> DOCUMENT TEXT
--- Begin ---

MCS-388 Lab 2: Adding Variables (Spring 2002)

Due: March 18, 2002

Objective

In this lab, you'll turn your c1 compiler into c2, extending the source language to include variables, which can be declared, assigned to, and used in expressions. This will involve introducing two new mechanisms (which are unfortunately commonly lumped under the name "symbol table"):

You'll need a mechanism for mapping variable names (lexemes) into Identifier objects, such that repeated occurrences of the same name map into the same Identifier.
You'll need a mechanism for associating information with an Identifier when it is declared and retrieving that information when it is used in an assignment or expression.

Of course, you'll also need to enrich the parser and scanner to deal with the new language features. Furthermore, we'll have to start thinking a little bit about conventions for saving and restoring registers to the stack.

The language extensions

An identifier name can start with any letter, and can then have any number of additional characters that can be letters or digits. The case of letters is significant.

The program is still of the same overall form, with main() and then a brace-enclosed list of zero or more statements, but now there are three possibilities for what a statement can be, rather than just one. In addition to the old print_int statements, now there can be declaration statements and assignment statements.

A declaration statement starts with the keyword int, then has one or more variable declarations separated by commas, and then a semicolon at the end. Each variable declaration can be either just an identifier (declaring the identifier to be a local integer variable, but leaving it uninitialized), or an identifier followed by an equal sign and an expression, in which case the variable is initialized just as if by the corresponding assignment statement. It is illegal to redeclare an already declared identifier. The scope of a variable begins immediately after its declaration and extends to the right brace that closes the block of statements. Note the preceding specification needs to be read carefully: "immediately after its declaration" is different than "immediately after its declaration statement" and also different from "immediately after the identifier's appearance in its declaration."

An assignment statement is a variable followed by an equal sign, an expression, and then a semicolon.

There is one new form of expression, namely a variable.

In the two preceding paragraphs, reference is made to variables. A variable is simply an identifier, from a grammatical perspective. However, it must have been declared to be a variable (otherwise, the program is erroneous). Thus, it is an error if an undeclared identifier appears either in an assignment or an expression.

Target code issues

We will use the $s registers for variables; there are nine of these, running from $s0 to $s8. (Programs with more than nine variables will be outside the scope of our compilers, for now.)

To compile an assignment statement (or initialization), for the time being we will take a simple approach, analogous to the way we are currently compiling print_int statements. Namely, the expression should be evaluated into an arbitrary register, and then the value moved from that register into the variable's register. (Be sure to deallocate the original register if it is a temporary.)

--- End ---

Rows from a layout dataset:
--- Begin ---

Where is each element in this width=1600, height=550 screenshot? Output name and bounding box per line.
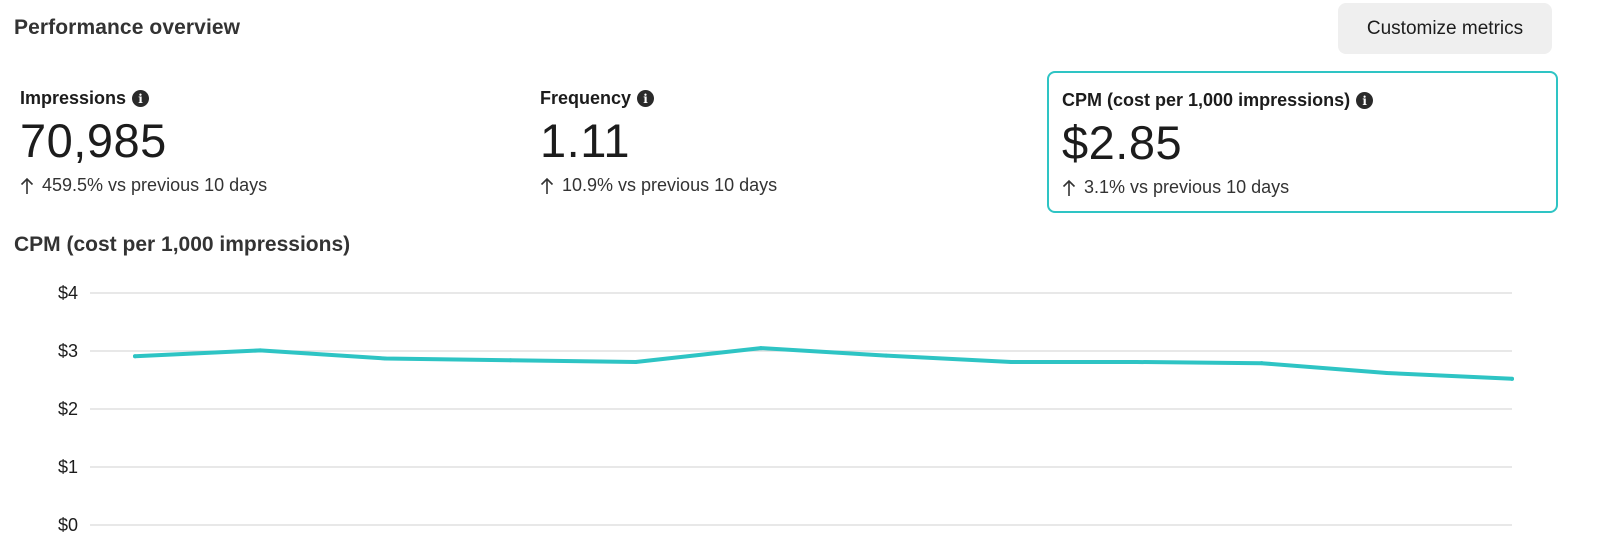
arrow-up-icon: [20, 177, 34, 194]
metric-change-text: 10.9% vs previous 10 days: [562, 175, 778, 195]
y-tick-label: $1: [58, 457, 78, 477]
metric-label-row: Impressions i: [20, 88, 150, 109]
metric-value: 1.11: [540, 114, 630, 167]
data-point[interactable]: [758, 346, 763, 351]
info-icon[interactable]: i: [132, 90, 150, 107]
metric-value: 70,985: [20, 114, 167, 167]
y-tick-label: $3: [58, 341, 78, 361]
metric-change: 459.5% vs previous 10 days: [20, 175, 267, 196]
data-point[interactable]: [884, 353, 889, 358]
chart-title: CPM (cost per 1,000 impressions): [14, 233, 351, 256]
y-tick-label: $2: [58, 399, 78, 419]
cpm-series-line[interactable]: [133, 346, 1514, 381]
metric-change: 3.1% vs previous 10 days: [1062, 177, 1289, 198]
data-point[interactable]: [383, 356, 388, 361]
metric-label-row: Frequency i: [540, 88, 655, 109]
arrow-up-icon: [540, 177, 554, 194]
metric-label: CPM (cost per 1,000 impressions): [1062, 90, 1351, 110]
chart-svg: $0 $1 $2 $3 $4: [58, 283, 1514, 535]
cpm-line-chart: $0 $1 $2 $3 $4: [0, 270, 1600, 550]
data-point[interactable]: [633, 360, 638, 365]
data-point[interactable]: [1384, 371, 1389, 376]
data-point[interactable]: [1510, 376, 1514, 381]
metric-change: 10.9% vs previous 10 days: [540, 175, 777, 196]
arrow-up-icon: [1062, 179, 1076, 196]
customize-metrics-button[interactable]: Customize metrics: [1338, 3, 1552, 54]
metric-card-impressions[interactable]: Impressions i 70,985 459.5% vs previous …: [20, 71, 520, 213]
data-point[interactable]: [258, 348, 263, 353]
metric-value: $2.85: [1062, 116, 1183, 169]
info-icon[interactable]: i: [1356, 92, 1374, 109]
info-icon[interactable]: i: [637, 90, 655, 107]
data-point[interactable]: [508, 358, 513, 363]
metric-card-cpm[interactable]: CPM (cost per 1,000 impressions) i $2.85…: [1047, 71, 1558, 213]
data-point[interactable]: [1009, 360, 1014, 365]
page-title: Performance overview: [14, 16, 241, 39]
y-tick-label: $4: [58, 283, 78, 303]
y-tick-label: $0: [58, 515, 78, 535]
metric-change-text: 459.5% vs previous 10 days: [42, 175, 268, 195]
metric-label: Impressions: [20, 88, 127, 108]
data-point[interactable]: [1259, 361, 1264, 366]
data-point[interactable]: [133, 354, 137, 359]
metric-label-row: CPM (cost per 1,000 impressions) i: [1062, 90, 1374, 111]
metric-label: Frequency: [540, 88, 632, 108]
metric-change-text: 3.1% vs previous 10 days: [1084, 177, 1290, 197]
data-point[interactable]: [1134, 360, 1139, 365]
metric-card-frequency[interactable]: Frequency i 1.11 10.9% vs previous 10 da…: [540, 71, 1040, 213]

--- End ---

> JOBS
#1 Quote the lab handout word for word, beginning at "You'll need a mechanism for mapping" and ending after "the same Identifier.".
#2 Convert the records into a numbered list, starting at the line containing "arrow-up-icon: [20, 177, 34, 194]" and ending after the line containing "metric-value: 1.11: [540, 114, 630, 167]". Include only those lines and leave out any blank ones.
These records are unrelated to the lab handout.

> RESPONSES TO THE EXERCISE
#1
You'll need a mechanism for mapping variable names (lexemes) into Identifier objects, such that repeated occurrences of the same name map into the same Identifier.

#2
1. arrow-up-icon: [20, 177, 34, 194]
2. metric-change-text: 10.9% vs previous 10 days: [562, 175, 778, 195]
3. y-tick-label: $1: [58, 457, 78, 477]
4. metric-label-row: Impressions i: [20, 88, 150, 109]
5. metric-value: 1.11: [540, 114, 630, 167]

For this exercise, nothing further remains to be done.